State the number of lines that include the string "Emilia", and write nothing else.
— START OF PROVIDED ENTRIES —
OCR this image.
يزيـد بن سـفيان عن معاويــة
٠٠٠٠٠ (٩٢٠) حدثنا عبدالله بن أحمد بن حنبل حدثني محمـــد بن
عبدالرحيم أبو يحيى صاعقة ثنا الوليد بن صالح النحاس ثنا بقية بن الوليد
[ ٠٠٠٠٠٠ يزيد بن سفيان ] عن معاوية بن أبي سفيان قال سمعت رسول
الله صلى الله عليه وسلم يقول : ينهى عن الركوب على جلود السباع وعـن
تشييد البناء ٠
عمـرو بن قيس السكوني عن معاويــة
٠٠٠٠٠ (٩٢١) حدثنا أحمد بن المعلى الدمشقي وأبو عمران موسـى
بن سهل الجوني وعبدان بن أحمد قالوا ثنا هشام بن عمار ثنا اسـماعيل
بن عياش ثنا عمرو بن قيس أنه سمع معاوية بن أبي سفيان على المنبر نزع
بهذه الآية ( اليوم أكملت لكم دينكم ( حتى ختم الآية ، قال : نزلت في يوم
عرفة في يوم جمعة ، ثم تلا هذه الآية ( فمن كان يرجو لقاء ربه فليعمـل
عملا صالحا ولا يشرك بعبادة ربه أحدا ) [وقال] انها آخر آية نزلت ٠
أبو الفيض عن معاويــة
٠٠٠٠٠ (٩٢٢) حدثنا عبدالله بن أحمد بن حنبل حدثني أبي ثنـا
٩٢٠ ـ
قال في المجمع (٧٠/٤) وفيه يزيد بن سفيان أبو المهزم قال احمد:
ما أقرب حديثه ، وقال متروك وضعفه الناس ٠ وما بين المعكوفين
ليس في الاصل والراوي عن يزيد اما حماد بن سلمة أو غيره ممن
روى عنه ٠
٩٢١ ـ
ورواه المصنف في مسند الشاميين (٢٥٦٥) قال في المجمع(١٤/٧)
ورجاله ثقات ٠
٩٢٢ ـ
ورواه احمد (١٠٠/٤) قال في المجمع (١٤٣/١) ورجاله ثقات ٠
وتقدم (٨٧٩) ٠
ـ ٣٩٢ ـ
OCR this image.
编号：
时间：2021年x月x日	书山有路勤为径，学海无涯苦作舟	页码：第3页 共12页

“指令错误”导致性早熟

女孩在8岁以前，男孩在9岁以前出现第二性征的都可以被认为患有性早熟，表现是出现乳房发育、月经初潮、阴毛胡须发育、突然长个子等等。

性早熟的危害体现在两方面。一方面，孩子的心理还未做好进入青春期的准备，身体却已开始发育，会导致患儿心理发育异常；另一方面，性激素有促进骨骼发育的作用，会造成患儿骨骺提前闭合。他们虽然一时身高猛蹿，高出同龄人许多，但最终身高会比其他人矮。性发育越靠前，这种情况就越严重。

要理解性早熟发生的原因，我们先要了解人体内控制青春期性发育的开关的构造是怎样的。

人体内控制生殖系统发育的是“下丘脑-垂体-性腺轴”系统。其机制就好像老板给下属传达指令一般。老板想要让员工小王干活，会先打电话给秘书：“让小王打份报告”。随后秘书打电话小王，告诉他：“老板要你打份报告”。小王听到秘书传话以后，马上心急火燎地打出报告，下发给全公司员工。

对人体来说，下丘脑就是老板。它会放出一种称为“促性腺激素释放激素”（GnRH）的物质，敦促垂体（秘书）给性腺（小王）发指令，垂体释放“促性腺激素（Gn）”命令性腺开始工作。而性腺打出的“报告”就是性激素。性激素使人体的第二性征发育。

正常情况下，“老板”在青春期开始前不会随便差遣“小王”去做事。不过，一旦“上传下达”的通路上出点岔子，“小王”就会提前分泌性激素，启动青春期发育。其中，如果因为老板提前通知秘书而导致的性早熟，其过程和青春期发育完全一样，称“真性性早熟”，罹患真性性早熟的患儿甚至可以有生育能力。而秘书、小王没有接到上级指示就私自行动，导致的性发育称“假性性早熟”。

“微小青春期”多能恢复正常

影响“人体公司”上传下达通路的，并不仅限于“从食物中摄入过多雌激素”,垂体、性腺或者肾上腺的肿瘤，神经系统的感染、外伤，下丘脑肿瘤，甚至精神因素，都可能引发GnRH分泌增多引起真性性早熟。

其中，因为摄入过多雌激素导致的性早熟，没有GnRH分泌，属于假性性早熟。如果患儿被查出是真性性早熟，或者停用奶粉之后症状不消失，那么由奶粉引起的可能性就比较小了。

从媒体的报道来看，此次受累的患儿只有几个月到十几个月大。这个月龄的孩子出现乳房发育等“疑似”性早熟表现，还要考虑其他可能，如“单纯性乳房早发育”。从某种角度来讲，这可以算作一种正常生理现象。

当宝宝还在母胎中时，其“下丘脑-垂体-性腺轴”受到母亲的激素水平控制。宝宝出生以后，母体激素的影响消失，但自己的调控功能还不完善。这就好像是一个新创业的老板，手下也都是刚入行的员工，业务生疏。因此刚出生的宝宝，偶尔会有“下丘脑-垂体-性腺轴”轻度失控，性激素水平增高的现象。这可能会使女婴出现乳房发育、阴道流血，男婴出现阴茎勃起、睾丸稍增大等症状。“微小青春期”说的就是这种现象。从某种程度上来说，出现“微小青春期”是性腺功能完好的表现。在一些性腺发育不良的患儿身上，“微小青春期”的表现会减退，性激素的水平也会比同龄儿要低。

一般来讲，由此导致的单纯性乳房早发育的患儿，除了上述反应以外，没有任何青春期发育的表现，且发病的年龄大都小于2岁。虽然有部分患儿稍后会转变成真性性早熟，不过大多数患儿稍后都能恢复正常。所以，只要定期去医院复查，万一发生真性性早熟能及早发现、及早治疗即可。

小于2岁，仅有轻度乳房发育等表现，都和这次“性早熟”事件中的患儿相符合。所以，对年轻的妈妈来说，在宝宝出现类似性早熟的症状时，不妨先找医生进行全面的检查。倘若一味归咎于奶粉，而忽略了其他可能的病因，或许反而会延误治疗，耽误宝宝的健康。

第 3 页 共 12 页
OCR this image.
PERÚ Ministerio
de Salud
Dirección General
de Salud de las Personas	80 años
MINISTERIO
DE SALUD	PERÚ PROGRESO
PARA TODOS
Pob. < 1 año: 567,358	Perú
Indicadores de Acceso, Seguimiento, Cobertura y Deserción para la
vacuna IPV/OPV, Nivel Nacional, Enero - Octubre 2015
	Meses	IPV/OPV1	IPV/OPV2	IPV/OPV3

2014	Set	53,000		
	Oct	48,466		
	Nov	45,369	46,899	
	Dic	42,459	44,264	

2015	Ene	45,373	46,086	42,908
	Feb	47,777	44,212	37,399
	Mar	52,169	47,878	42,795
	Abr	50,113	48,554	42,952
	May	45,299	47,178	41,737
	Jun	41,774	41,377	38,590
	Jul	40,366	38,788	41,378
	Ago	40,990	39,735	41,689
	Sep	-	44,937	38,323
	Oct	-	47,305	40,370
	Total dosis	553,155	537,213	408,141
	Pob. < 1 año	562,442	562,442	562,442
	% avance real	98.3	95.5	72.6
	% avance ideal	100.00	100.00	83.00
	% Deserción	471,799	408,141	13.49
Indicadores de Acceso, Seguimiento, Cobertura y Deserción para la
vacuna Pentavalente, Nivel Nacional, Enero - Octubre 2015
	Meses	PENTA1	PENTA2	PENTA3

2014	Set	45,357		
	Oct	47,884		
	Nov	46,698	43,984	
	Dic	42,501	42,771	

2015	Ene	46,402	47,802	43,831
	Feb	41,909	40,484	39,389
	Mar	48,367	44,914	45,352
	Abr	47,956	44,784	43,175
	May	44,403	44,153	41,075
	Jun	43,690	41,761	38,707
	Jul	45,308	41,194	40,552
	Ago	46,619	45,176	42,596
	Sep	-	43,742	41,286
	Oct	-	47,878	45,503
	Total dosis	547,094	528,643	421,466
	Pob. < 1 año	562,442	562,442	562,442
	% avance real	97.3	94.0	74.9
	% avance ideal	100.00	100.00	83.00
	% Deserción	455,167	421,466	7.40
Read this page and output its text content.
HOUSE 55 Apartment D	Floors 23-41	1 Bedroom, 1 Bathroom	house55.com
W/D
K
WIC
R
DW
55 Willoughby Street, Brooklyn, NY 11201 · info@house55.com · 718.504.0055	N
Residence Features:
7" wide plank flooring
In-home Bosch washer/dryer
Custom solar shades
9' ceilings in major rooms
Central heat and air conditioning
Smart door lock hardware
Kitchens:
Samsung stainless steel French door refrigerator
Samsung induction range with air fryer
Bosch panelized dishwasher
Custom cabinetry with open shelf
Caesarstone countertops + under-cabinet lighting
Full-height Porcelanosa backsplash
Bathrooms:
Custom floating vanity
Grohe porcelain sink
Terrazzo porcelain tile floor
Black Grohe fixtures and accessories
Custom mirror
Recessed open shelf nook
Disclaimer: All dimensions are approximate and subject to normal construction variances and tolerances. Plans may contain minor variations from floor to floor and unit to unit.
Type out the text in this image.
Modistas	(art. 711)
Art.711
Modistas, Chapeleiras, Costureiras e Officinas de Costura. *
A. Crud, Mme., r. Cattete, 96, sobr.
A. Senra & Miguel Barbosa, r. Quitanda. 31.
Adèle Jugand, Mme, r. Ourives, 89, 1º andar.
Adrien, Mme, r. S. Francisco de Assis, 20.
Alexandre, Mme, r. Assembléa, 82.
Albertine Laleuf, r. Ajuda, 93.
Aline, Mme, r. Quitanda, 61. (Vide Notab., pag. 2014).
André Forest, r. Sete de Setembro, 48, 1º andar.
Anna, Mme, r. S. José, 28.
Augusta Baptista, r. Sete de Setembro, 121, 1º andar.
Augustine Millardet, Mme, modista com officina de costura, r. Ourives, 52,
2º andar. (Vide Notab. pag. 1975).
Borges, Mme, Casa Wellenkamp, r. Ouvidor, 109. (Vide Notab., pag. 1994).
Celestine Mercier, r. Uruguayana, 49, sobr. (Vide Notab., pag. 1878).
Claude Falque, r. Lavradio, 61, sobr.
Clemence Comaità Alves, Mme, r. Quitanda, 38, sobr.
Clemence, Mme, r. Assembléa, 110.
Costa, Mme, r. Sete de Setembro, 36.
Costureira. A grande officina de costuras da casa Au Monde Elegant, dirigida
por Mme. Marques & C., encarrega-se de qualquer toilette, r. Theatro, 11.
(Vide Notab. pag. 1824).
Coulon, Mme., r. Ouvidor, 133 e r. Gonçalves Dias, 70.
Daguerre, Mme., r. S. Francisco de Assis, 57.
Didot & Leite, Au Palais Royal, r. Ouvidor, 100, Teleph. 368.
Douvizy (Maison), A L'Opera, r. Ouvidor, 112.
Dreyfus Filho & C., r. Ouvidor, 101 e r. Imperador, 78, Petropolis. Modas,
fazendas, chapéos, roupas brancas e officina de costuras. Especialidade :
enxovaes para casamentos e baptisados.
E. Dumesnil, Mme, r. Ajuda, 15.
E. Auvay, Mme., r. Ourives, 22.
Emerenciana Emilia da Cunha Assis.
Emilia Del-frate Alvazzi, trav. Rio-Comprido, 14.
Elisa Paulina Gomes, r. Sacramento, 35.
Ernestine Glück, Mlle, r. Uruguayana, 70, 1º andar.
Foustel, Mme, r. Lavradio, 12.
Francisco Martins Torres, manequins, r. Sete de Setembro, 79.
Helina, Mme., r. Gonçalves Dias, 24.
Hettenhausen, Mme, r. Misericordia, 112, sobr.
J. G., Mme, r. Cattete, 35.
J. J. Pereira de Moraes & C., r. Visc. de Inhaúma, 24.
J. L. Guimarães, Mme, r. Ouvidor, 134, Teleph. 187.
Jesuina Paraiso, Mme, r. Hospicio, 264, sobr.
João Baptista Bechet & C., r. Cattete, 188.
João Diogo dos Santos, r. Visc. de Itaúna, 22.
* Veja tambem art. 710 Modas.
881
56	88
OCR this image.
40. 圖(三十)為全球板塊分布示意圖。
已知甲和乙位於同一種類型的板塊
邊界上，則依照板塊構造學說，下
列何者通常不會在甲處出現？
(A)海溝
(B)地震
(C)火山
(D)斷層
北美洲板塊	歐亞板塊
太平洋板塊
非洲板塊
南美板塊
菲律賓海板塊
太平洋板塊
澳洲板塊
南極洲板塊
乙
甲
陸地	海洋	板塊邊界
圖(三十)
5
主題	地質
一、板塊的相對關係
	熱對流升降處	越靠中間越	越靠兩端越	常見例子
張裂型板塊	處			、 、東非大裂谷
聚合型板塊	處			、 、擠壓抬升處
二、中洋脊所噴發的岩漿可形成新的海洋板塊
— END OF PROVIDED ENTRIES —
EXERCISE RESULT –
2